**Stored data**
□ □ □ □ □

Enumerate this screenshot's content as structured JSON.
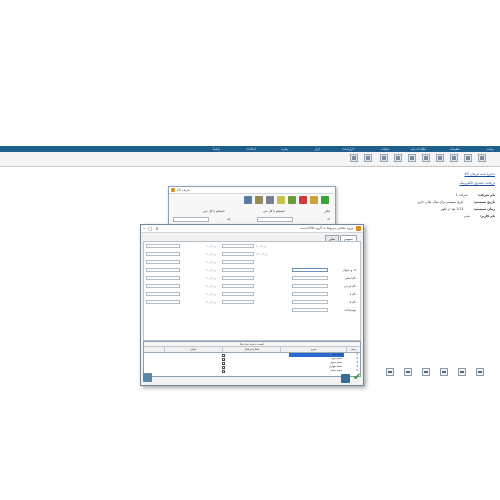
{
  "menubar": {
    "items": [
      "برنامه",
      "تنظیمات",
      "اطلاعات پایه",
      "عملیات",
      "گزارشات",
      "ابزار",
      "پنجره",
      "امکانات",
      "راهنما"
    ]
  },
  "side_links": {
    "link1": "ذخیره نامه فرمان کالا",
    "link2": "دریافت صندوق الکترونیک"
  },
  "info_panel": {
    "rows": [
      {
        "label": "نام شرکت:",
        "value": "شرکت 1"
      },
      {
        "label": "تاریخ سیستم:",
        "value": "تاریخ سیستم برای سال مالی جاری"
      },
      {
        "label": "زمان سیستم:",
        "value": "1:21 بعد از ظهر"
      },
      {
        "label": "نام کاربر:",
        "value": "مدیر"
      }
    ]
  },
  "back_dialog": {
    "title": "تعریف کالا",
    "filter_label": "فیلتر",
    "check1": "جستجو با کل متن",
    "check2": "جستجو با کل متن",
    "code_label": "کد",
    "name_label": "نام",
    "code_value": ""
  },
  "front_dialog": {
    "title": "ورود مقادیر مربوط به گروه کالا/خدمت",
    "tabs": [
      "عمومی",
      "سایر"
    ],
    "right_labels": [
      "کد و عنوان",
      "نام اصلی",
      "نام فرعی",
      "نام 1",
      "نام 2",
      "توضیحات"
    ],
    "field_labels": [
      "ویژگی 1",
      "ویژگی 2",
      "ویژگی 3",
      "ویژگی 4",
      "ویژگی 5",
      "ویژگی 6",
      "ویژگی 7",
      "ویژگی 8",
      "ویژگی 9",
      "ویژگی 10"
    ],
    "grid": {
      "caption": "لیست دسته بندی ها",
      "columns": [
        "ردیف",
        "شرح",
        "فعال/غیرفعال",
        "عنوان"
      ],
      "rows": [
        {
          "num": "1",
          "desc": "دسته اول"
        },
        {
          "num": "2",
          "desc": "دسته دوم"
        },
        {
          "num": "3",
          "desc": "دسته سوم"
        },
        {
          "num": "4",
          "desc": "دسته چهارم"
        },
        {
          "num": "5",
          "desc": "دسته پنجم"
        }
      ]
    }
  }
}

□ □ □ □ □

**Exercise brief**
The records above are to be reproduced exactly; the pictures are to be left out.

**Task solution**
Enumerate this screenshot's content as structured JSON.
{
  "menubar": {
    "items": [
      "برنامه",
      "تنظیمات",
      "اطلاعات پایه",
      "عملیات",
      "گزارشات",
      "ابزار",
      "پنجره",
      "امکانات",
      "راهنما"
    ]
  },
  "side_links": {
    "link1": "ذخیره نامه فرمان کالا",
    "link2": "دریافت صندوق الکترونیک"
  },
  "info_panel": {
    "rows": [
      {
        "label": "نام شرکت:",
        "value": "شرکت 1"
      },
      {
        "label": "تاریخ سیستم:",
        "value": "تاریخ سیستم برای سال مالی جاری"
      },
      {
        "label": "زمان سیستم:",
        "value": "1:21 بعد از ظهر"
      },
      {
        "label": "نام کاربر:",
        "value": "مدیر"
      }
    ]
  },
  "back_dialog": {
    "title": "تعریف کالا",
    "filter_label": "فیلتر",
    "check1": "جستجو با کل متن",
    "check2": "جستجو با کل متن",
    "code_label": "کد",
    "name_label": "نام",
    "code_value": ""
  },
  "front_dialog": {
    "title": "ورود مقادیر مربوط به گروه کالا/خدمت",
    "tabs": [
      "عمومی",
      "سایر"
    ],
    "right_labels": [
      "کد و عنوان",
      "نام اصلی",
      "نام فرعی",
      "نام 1",
      "نام 2",
      "توضیحات"
    ],
    "field_labels": [
      "ویژگی 1",
      "ویژگی 2",
      "ویژگی 3",
      "ویژگی 4",
      "ویژگی 5",
      "ویژگی 6",
      "ویژگی 7",
      "ویژگی 8",
      "ویژگی 9",
      "ویژگی 10"
    ],
    "grid": {
      "caption": "لیست دسته بندی ها",
      "columns": [
        "ردیف",
        "شرح",
        "فعال/غیرفعال",
        "عنوان"
      ],
      "rows": [
        {
          "num": "1",
          "desc": "دسته اول"
        },
        {
          "num": "2",
          "desc": "دسته دوم"
        },
        {
          "num": "3",
          "desc": "دسته سوم"
        },
        {
          "num": "4",
          "desc": "دسته چهارم"
        },
        {
          "num": "5",
          "desc": "دسته پنجم"
        }
      ]
    }
  }
}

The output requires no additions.